SHORT PROBLEM: Copy out the listing exactly.

Records from a data collection:
* start *
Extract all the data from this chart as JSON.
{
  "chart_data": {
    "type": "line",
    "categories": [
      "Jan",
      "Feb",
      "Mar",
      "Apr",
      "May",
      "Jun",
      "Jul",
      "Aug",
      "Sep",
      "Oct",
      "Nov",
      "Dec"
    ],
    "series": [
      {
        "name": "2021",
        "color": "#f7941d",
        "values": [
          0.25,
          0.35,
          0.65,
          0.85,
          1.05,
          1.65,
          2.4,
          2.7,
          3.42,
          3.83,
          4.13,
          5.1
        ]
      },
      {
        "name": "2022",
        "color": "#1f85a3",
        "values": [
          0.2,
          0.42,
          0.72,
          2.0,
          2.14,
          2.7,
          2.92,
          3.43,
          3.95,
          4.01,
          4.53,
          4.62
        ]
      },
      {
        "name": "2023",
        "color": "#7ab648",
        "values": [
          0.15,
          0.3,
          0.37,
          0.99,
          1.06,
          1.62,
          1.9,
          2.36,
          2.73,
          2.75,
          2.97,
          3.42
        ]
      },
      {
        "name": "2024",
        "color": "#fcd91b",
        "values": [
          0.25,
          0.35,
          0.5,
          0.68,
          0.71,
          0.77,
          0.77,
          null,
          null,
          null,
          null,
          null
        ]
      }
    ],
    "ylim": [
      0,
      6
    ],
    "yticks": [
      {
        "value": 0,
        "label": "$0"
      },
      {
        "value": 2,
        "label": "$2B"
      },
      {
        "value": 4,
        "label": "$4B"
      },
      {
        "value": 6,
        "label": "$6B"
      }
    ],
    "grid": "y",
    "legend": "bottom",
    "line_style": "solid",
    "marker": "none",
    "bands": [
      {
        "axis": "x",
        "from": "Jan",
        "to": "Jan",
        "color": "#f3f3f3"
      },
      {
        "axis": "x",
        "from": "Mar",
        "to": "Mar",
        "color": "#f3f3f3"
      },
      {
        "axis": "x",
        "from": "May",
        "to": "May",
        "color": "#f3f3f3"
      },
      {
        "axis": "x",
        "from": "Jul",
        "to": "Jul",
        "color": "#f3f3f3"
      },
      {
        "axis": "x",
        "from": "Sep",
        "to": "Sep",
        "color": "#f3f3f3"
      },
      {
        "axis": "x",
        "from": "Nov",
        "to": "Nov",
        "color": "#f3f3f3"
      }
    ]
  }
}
* end *
ANSWER BELOW:
Extract all the data from this chart as JSON.
{
  "chart_data": {
    "type": "line",
    "categories": [
      "Jan",
      "Feb",
      "Mar",
      "Apr",
      "May",
      "Jun",
      "Jul",
      "Aug",
      "Sep",
      "Oct",
      "Nov",
      "Dec"
    ],
    "series": [
      {
        "name": "2021",
        "color": "#f7941d",
        "values": [
          0.25,
          0.35,
          0.65,
          0.85,
          1.05,
          1.65,
          2.4,
          2.7,
          3.42,
          3.83,
          4.13,
          5.1
        ]
      },
      {
        "name": "2022",
        "color": "#1f85a3",
        "values": [
          0.2,
          0.42,
          0.72,
          2.0,
          2.14,
          2.7,
          2.92,
          3.43,
          3.95,
          4.01,
          4.53,
          4.62
        ]
      },
      {
        "name": "2023",
        "color": "#7ab648",
        "values": [
          0.15,
          0.3,
          0.37,
          0.99,
          1.06,
          1.62,
          1.9,
          2.36,
          2.73,
          2.75,
          2.97,
          3.42
        ]
      },
      {
        "name": "2024",
        "color": "#fcd91b",
        "values": [
          0.25,
          0.35,
          0.5,
          0.68,
          0.71,
          0.77,
          0.77,
          null,
          null,
          null,
          null,
          null
        ]
      }
    ],
    "ylim": [
      0,
      6
    ],
    "yticks": [
      {
        "value": 0,
        "label": "$0"
      },
      {
        "value": 2,
        "label": "$2B"
      },
      {
        "value": 4,
        "label": "$4B"
      },
      {
        "value": 6,
        "label": "$6B"
      }
    ],
    "grid": "y",
    "legend": "bottom",
    "line_style": "solid",
    "marker": "none",
    "bands": [
      {
        "axis": "x",
        "from": "Jan",
        "to": "Jan",
        "color": "#f3f3f3"
      },
      {
        "axis": "x",
        "from": "Mar",
        "to": "Mar",
        "color": "#f3f3f3"
      },
      {
        "axis": "x",
        "from": "May",
        "to": "May",
        "color": "#f3f3f3"
      },
      {
        "axis": "x",
        "from": "Jul",
        "to": "Jul",
        "color": "#f3f3f3"
      },
      {
        "axis": "x",
        "from": "Sep",
        "to": "Sep",
        "color": "#f3f3f3"
      },
      {
        "axis": "x",
        "from": "Nov",
        "to": "Nov",
        "color": "#f3f3f3"
      }
    ]
  }
}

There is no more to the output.